▶ _Work to do_: Copy out every record below with complete accuracy.

==============================

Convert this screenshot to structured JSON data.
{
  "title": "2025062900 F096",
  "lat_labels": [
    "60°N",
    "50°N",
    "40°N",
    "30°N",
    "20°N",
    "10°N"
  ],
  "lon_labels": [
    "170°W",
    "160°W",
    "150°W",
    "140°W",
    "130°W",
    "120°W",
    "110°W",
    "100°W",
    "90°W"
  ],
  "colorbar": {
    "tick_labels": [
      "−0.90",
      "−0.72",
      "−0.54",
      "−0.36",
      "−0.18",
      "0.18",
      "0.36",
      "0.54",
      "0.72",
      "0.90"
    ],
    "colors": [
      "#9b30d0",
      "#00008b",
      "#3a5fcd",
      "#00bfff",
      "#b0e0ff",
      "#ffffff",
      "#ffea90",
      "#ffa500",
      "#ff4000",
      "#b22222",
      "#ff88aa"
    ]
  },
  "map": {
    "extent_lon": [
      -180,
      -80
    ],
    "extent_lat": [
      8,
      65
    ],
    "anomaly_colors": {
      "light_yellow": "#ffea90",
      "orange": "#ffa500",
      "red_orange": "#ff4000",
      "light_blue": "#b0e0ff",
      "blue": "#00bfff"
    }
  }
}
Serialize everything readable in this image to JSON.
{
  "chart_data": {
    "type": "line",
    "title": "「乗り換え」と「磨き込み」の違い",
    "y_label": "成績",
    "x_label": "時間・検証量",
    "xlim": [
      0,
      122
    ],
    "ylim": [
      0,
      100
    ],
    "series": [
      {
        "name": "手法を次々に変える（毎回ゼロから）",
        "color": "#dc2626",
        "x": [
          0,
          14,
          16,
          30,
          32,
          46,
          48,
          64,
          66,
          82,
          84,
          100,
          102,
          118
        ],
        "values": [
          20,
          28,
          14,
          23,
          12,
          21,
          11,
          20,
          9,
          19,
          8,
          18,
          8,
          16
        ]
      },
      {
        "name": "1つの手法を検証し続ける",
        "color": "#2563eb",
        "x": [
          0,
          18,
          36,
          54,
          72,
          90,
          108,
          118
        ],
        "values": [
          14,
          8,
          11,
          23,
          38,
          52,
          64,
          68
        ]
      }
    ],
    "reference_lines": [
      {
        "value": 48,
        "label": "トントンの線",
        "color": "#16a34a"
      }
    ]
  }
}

==============================

▶ _Response to the task_:
Convert this screenshot to structured JSON data.
{
  "title": "2025062900 F096",
  "lat_labels": [
    "60°N",
    "50°N",
    "40°N",
    "30°N",
    "20°N",
    "10°N"
  ],
  "lon_labels": [
    "170°W",
    "160°W",
    "150°W",
    "140°W",
    "130°W",
    "120°W",
    "110°W",
    "100°W",
    "90°W"
  ],
  "colorbar": {
    "tick_labels": [
      "−0.90",
      "−0.72",
      "−0.54",
      "−0.36",
      "−0.18",
      "0.18",
      "0.36",
      "0.54",
      "0.72",
      "0.90"
    ],
    "colors": [
      "#9b30d0",
      "#00008b",
      "#3a5fcd",
      "#00bfff",
      "#b0e0ff",
      "#ffffff",
      "#ffea90",
      "#ffa500",
      "#ff4000",
      "#b22222",
      "#ff88aa"
    ]
  },
  "map": {
    "extent_lon": [
      -180,
      -80
    ],
    "extent_lat": [
      8,
      65
    ],
    "anomaly_colors": {
      "light_yellow": "#ffea90",
      "orange": "#ffa500",
      "red_orange": "#ff4000",
      "light_blue": "#b0e0ff",
      "blue": "#00bfff"
    }
  }
}
Serialize everything readable in this image to JSON.
{
  "chart_data": {
    "type": "line",
    "title": "「乗り換え」と「磨き込み」の違い",
    "y_label": "成績",
    "x_label": "時間・検証量",
    "xlim": [
      0,
      122
    ],
    "ylim": [
      0,
      100
    ],
    "series": [
      {
        "name": "手法を次々に変える（毎回ゼロから）",
        "color": "#dc2626",
        "x": [
          0,
          14,
          16,
          30,
          32,
          46,
          48,
          64,
          66,
          82,
          84,
          100,
          102,
          118
        ],
        "values": [
          20,
          28,
          14,
          23,
          12,
          21,
          11,
          20,
          9,
          19,
          8,
          18,
          8,
          16
        ]
      },
      {
        "name": "1つの手法を検証し続ける",
        "color": "#2563eb",
        "x": [
          0,
          18,
          36,
          54,
          72,
          90,
          108,
          118
        ],
        "values": [
          14,
          8,
          11,
          23,
          38,
          52,
          64,
          68
        ]
      }
    ],
    "reference_lines": [
      {
        "value": 48,
        "label": "トントンの線",
        "color": "#16a34a"
      }
    ]
  }
}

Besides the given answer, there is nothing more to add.